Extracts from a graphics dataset
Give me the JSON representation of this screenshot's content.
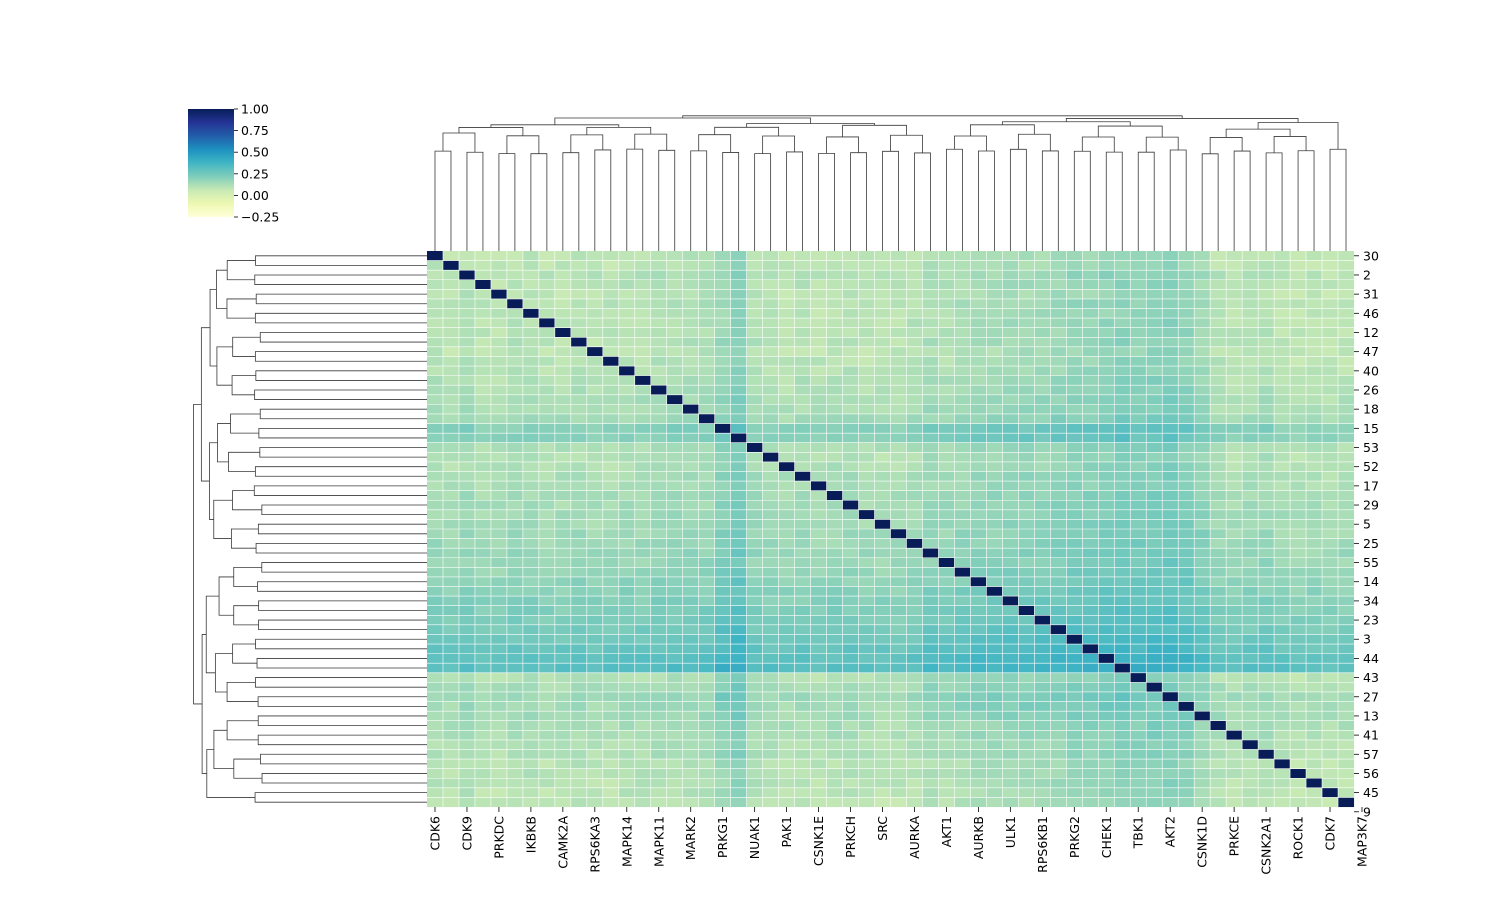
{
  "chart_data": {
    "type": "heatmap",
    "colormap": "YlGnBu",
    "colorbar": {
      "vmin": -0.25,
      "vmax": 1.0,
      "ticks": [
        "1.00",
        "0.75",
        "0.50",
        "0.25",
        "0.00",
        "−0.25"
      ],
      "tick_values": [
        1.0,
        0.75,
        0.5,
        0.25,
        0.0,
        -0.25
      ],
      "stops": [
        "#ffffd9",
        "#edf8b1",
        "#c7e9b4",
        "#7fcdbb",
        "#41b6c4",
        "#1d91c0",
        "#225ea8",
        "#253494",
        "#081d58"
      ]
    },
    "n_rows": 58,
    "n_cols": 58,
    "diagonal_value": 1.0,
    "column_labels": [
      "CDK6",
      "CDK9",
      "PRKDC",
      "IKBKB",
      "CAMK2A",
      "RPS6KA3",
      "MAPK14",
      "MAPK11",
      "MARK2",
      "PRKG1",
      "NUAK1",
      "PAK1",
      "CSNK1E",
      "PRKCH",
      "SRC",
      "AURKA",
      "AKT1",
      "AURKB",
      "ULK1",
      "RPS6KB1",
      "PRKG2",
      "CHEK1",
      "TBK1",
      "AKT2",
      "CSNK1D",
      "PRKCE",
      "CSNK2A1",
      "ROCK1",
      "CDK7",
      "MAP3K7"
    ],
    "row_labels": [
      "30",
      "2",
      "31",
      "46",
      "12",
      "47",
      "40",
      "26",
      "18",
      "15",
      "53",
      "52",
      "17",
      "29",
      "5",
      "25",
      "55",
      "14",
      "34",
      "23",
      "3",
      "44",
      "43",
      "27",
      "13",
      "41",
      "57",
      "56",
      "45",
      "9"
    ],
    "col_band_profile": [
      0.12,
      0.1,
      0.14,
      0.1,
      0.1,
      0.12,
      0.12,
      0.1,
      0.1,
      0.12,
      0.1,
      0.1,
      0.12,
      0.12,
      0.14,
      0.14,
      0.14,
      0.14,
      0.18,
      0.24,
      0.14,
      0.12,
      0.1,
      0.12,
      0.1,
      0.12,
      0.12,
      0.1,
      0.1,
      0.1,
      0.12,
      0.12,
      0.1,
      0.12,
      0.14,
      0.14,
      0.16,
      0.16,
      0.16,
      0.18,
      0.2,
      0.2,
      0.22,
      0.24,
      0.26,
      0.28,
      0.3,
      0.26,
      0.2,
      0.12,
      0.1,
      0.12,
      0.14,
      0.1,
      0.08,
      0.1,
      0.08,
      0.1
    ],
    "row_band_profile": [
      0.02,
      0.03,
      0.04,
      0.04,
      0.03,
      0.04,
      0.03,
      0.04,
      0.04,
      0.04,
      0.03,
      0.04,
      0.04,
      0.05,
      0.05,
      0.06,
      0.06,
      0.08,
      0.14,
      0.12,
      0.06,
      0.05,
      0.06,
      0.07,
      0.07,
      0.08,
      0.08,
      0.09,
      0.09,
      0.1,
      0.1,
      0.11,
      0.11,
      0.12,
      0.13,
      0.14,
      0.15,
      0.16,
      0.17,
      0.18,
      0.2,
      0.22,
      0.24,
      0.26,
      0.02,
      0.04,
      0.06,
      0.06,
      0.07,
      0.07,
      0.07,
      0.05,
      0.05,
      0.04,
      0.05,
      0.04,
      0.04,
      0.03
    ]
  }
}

THE PROBLEM – Quote the preceding records in their entirety, excluding every picture.

SOLVED EXERCISE –
Give me the JSON representation of this screenshot's content.
{
  "chart_data": {
    "type": "heatmap",
    "colormap": "YlGnBu",
    "colorbar": {
      "vmin": -0.25,
      "vmax": 1.0,
      "ticks": [
        "1.00",
        "0.75",
        "0.50",
        "0.25",
        "0.00",
        "−0.25"
      ],
      "tick_values": [
        1.0,
        0.75,
        0.5,
        0.25,
        0.0,
        -0.25
      ],
      "stops": [
        "#ffffd9",
        "#edf8b1",
        "#c7e9b4",
        "#7fcdbb",
        "#41b6c4",
        "#1d91c0",
        "#225ea8",
        "#253494",
        "#081d58"
      ]
    },
    "n_rows": 58,
    "n_cols": 58,
    "diagonal_value": 1.0,
    "column_labels": [
      "CDK6",
      "CDK9",
      "PRKDC",
      "IKBKB",
      "CAMK2A",
      "RPS6KA3",
      "MAPK14",
      "MAPK11",
      "MARK2",
      "PRKG1",
      "NUAK1",
      "PAK1",
      "CSNK1E",
      "PRKCH",
      "SRC",
      "AURKA",
      "AKT1",
      "AURKB",
      "ULK1",
      "RPS6KB1",
      "PRKG2",
      "CHEK1",
      "TBK1",
      "AKT2",
      "CSNK1D",
      "PRKCE",
      "CSNK2A1",
      "ROCK1",
      "CDK7",
      "MAP3K7"
    ],
    "row_labels": [
      "30",
      "2",
      "31",
      "46",
      "12",
      "47",
      "40",
      "26",
      "18",
      "15",
      "53",
      "52",
      "17",
      "29",
      "5",
      "25",
      "55",
      "14",
      "34",
      "23",
      "3",
      "44",
      "43",
      "27",
      "13",
      "41",
      "57",
      "56",
      "45",
      "9"
    ],
    "col_band_profile": [
      0.12,
      0.1,
      0.14,
      0.1,
      0.1,
      0.12,
      0.12,
      0.1,
      0.1,
      0.12,
      0.1,
      0.1,
      0.12,
      0.12,
      0.14,
      0.14,
      0.14,
      0.14,
      0.18,
      0.24,
      0.14,
      0.12,
      0.1,
      0.12,
      0.1,
      0.12,
      0.12,
      0.1,
      0.1,
      0.1,
      0.12,
      0.12,
      0.1,
      0.12,
      0.14,
      0.14,
      0.16,
      0.16,
      0.16,
      0.18,
      0.2,
      0.2,
      0.22,
      0.24,
      0.26,
      0.28,
      0.3,
      0.26,
      0.2,
      0.12,
      0.1,
      0.12,
      0.14,
      0.1,
      0.08,
      0.1,
      0.08,
      0.1
    ],
    "row_band_profile": [
      0.02,
      0.03,
      0.04,
      0.04,
      0.03,
      0.04,
      0.03,
      0.04,
      0.04,
      0.04,
      0.03,
      0.04,
      0.04,
      0.05,
      0.05,
      0.06,
      0.06,
      0.08,
      0.14,
      0.12,
      0.06,
      0.05,
      0.06,
      0.07,
      0.07,
      0.08,
      0.08,
      0.09,
      0.09,
      0.1,
      0.1,
      0.11,
      0.11,
      0.12,
      0.13,
      0.14,
      0.15,
      0.16,
      0.17,
      0.18,
      0.2,
      0.22,
      0.24,
      0.26,
      0.02,
      0.04,
      0.06,
      0.06,
      0.07,
      0.07,
      0.07,
      0.05,
      0.05,
      0.04,
      0.05,
      0.04,
      0.04,
      0.03
    ]
  }
}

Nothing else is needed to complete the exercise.